## Objectif de la tâche
Présentez sous forme de liste numérotée les lignes allant de celle qui contient « weather-card-blue[interactable]: 26° temperature » jusqu'à celle qui contient « wind-value: 5m/s sw xyxy=(395,167,440,181) », incluse. Omettez les lignes vides.

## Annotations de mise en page
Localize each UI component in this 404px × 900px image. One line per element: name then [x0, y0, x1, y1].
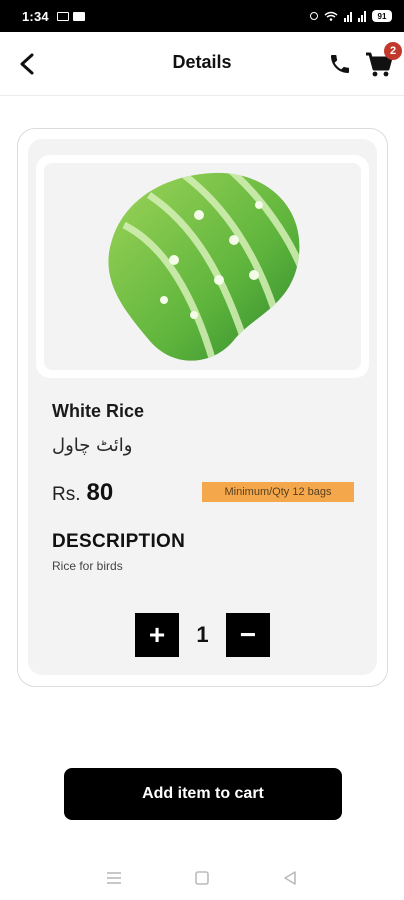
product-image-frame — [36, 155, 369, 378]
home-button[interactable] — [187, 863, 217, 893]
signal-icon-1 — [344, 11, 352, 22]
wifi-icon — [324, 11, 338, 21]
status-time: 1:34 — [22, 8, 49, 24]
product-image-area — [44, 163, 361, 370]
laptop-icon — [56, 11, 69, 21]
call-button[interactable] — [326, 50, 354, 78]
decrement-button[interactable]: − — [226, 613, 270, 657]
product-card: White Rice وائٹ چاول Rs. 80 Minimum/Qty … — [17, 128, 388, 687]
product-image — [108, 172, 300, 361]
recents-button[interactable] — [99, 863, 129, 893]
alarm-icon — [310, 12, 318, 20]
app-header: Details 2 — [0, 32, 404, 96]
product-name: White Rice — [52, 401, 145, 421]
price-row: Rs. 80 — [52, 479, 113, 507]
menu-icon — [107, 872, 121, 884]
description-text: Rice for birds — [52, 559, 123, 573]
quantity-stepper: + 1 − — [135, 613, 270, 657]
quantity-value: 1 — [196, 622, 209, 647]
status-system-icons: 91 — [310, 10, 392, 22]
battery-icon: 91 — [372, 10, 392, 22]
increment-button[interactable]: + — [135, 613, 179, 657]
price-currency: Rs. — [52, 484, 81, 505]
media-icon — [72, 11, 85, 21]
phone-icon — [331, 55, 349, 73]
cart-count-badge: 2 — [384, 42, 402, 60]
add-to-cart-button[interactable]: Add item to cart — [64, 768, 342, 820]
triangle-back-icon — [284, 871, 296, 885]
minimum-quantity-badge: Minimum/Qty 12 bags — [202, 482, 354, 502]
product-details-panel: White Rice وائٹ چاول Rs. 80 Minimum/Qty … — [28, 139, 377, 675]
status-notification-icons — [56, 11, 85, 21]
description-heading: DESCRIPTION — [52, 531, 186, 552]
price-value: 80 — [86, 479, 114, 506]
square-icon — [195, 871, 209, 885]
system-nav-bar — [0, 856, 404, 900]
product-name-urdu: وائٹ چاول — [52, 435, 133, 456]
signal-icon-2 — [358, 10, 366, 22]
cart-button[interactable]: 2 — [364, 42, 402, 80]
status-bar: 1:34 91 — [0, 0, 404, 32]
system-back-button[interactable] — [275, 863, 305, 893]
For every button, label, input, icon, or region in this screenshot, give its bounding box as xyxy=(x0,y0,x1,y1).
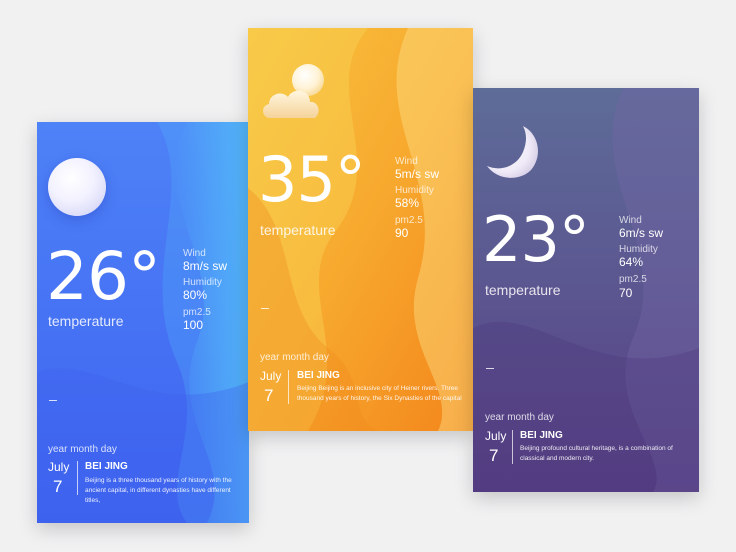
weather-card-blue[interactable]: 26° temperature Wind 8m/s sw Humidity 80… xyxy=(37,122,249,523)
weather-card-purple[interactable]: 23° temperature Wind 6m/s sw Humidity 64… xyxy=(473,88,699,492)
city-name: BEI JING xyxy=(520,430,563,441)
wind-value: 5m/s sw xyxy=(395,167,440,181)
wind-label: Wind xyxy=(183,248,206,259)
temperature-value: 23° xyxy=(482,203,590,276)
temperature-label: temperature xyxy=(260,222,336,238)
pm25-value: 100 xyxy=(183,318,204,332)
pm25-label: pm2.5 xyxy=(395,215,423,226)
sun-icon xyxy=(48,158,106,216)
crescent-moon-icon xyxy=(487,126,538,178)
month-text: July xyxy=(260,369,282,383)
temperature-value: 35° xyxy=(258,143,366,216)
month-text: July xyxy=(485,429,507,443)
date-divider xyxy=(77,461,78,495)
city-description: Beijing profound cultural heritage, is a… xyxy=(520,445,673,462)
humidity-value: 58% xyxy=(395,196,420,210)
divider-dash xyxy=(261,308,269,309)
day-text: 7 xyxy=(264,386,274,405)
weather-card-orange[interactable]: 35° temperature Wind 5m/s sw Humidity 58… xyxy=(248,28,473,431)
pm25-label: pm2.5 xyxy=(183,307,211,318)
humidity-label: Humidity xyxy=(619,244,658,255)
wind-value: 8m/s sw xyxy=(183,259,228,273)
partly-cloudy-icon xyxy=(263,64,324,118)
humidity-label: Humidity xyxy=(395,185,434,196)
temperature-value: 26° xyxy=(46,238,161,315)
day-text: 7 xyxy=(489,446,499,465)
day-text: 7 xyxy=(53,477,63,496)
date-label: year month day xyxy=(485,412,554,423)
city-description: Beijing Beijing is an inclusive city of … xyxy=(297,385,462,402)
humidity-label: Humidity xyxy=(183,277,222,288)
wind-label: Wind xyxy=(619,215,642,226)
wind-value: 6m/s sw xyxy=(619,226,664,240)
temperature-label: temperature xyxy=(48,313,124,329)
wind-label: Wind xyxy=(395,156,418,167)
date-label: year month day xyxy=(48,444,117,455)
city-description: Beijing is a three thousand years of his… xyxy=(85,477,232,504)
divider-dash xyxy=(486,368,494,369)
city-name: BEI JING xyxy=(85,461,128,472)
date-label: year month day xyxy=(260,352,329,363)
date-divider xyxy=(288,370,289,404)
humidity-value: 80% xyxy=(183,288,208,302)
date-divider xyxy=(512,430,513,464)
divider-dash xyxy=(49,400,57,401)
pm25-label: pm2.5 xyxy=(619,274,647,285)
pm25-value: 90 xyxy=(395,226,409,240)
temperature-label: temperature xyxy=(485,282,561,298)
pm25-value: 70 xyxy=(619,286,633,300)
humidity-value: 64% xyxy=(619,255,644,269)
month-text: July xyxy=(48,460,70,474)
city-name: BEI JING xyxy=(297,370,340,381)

--

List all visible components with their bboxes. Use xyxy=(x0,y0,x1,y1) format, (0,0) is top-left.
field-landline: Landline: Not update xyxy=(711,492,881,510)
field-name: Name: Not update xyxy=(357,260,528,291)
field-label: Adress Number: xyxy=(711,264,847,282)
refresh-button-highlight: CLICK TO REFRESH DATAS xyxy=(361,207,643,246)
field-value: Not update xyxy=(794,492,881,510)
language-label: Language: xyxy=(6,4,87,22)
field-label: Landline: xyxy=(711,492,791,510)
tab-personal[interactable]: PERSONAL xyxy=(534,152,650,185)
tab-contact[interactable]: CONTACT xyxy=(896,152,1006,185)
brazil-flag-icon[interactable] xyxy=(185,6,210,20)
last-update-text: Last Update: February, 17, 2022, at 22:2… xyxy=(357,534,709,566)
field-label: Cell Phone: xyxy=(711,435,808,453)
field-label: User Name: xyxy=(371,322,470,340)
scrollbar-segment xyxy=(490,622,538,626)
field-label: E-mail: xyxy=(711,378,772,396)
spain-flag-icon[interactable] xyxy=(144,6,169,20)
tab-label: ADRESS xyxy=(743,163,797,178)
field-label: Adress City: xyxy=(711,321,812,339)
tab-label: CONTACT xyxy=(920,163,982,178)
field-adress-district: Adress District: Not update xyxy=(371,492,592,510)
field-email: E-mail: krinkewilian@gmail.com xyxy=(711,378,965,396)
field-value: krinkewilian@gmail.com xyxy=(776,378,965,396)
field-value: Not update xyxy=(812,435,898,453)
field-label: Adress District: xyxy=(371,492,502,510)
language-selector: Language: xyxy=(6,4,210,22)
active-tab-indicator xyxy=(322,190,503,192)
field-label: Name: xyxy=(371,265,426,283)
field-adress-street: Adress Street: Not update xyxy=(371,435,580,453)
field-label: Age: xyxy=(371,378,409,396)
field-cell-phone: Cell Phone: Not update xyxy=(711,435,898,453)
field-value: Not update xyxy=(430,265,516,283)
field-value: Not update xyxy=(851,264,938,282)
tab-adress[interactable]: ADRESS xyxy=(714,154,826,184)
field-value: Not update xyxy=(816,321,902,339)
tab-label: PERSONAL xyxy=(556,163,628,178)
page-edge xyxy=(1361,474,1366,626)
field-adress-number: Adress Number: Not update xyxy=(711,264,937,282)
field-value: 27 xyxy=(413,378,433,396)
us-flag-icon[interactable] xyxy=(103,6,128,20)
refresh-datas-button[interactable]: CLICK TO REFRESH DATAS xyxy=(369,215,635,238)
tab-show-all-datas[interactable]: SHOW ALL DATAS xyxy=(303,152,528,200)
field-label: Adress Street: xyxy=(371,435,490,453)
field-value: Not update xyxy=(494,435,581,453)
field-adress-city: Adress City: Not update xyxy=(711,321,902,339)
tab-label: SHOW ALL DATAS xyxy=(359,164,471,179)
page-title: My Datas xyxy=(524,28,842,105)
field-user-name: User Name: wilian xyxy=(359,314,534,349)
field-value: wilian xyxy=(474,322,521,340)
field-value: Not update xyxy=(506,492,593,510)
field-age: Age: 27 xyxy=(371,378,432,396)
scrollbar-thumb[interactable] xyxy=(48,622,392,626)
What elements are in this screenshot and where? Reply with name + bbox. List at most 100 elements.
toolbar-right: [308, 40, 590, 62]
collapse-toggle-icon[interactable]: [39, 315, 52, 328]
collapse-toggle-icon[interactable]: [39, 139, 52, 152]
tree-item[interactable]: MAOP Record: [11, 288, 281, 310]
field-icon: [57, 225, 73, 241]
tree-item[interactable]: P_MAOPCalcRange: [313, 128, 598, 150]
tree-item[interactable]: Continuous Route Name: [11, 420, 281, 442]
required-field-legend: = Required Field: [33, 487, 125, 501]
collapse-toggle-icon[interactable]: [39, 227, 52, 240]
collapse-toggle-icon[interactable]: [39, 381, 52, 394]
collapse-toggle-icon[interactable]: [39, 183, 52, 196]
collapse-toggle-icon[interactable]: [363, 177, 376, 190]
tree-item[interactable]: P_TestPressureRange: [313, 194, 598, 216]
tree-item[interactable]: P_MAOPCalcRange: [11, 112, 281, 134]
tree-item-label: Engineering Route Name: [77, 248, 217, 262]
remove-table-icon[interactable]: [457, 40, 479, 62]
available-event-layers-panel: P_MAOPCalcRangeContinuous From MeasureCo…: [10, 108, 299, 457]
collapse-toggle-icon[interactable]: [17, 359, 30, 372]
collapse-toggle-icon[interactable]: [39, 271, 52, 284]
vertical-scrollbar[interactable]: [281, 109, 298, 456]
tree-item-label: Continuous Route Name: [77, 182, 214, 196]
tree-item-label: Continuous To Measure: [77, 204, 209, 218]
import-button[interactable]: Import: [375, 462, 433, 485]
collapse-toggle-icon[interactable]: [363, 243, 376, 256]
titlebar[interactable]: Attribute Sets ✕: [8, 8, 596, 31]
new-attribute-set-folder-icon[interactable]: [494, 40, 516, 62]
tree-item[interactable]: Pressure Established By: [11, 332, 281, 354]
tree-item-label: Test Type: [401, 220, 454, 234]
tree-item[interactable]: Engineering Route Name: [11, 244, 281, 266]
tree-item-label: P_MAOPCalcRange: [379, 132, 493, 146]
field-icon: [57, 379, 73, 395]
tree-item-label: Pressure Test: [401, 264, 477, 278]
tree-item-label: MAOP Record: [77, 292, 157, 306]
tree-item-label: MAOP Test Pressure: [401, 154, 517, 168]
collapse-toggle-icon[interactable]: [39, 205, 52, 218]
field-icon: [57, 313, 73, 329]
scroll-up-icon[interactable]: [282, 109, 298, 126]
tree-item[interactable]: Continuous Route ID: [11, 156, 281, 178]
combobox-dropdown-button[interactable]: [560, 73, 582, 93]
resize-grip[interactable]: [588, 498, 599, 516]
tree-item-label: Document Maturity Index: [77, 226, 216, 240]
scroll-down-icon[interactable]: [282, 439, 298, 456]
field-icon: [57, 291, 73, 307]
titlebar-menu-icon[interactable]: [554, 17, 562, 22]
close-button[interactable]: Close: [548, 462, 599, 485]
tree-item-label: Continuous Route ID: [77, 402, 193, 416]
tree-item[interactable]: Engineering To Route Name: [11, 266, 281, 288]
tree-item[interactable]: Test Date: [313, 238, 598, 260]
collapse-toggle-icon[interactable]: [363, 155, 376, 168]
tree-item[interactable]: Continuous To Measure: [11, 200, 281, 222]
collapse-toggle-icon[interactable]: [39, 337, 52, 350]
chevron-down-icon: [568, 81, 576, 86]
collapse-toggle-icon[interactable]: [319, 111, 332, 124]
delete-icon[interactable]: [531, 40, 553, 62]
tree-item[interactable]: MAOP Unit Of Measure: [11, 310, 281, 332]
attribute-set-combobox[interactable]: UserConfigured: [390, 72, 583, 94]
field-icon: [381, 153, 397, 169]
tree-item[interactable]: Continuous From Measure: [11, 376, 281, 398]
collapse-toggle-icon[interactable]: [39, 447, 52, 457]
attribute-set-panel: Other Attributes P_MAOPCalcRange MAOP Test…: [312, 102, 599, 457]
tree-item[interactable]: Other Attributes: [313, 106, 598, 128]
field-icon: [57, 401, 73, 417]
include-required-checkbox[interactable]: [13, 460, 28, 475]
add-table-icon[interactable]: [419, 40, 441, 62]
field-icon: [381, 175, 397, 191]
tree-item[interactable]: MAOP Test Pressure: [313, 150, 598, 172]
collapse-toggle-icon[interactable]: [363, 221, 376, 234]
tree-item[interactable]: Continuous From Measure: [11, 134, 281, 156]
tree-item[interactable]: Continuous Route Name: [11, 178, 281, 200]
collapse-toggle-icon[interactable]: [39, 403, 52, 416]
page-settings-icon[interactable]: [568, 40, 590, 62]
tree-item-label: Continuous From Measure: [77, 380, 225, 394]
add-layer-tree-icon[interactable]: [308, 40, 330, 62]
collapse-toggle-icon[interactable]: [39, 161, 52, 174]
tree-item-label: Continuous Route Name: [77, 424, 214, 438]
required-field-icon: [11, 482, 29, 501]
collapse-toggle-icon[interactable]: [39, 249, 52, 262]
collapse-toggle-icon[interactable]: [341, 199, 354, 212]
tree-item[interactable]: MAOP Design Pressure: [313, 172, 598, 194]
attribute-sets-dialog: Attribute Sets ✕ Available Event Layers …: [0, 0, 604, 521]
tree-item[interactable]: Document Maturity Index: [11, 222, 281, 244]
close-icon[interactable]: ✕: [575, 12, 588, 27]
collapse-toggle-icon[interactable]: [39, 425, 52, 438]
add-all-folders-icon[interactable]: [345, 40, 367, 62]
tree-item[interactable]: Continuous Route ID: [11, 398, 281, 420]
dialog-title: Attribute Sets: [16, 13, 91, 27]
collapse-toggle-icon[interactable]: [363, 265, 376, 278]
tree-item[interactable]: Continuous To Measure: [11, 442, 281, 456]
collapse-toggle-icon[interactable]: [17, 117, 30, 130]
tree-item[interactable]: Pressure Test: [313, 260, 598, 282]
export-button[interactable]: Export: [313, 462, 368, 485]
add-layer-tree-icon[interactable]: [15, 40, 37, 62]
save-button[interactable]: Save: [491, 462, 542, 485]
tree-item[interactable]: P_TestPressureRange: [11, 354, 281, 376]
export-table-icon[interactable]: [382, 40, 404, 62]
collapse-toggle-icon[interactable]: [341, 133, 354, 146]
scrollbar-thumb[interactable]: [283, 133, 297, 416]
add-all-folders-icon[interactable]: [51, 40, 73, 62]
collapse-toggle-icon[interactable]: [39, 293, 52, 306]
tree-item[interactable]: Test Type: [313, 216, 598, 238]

## Résultat de la tâche
1. weather-card-blue[interactable]: 26° temperature Wind 8m/s sw Humidity 80… xyxy=(37,122,249,523)
2. weather-card-purple[interactable]: 23° temperature Wind 6m/s sw Humidity 64… xyxy=(473,88,699,492)
3. city-name: BEI JING xyxy=(520,430,563,441)
4. wind-value: 5m/s sw xyxy=(395,167,440,181)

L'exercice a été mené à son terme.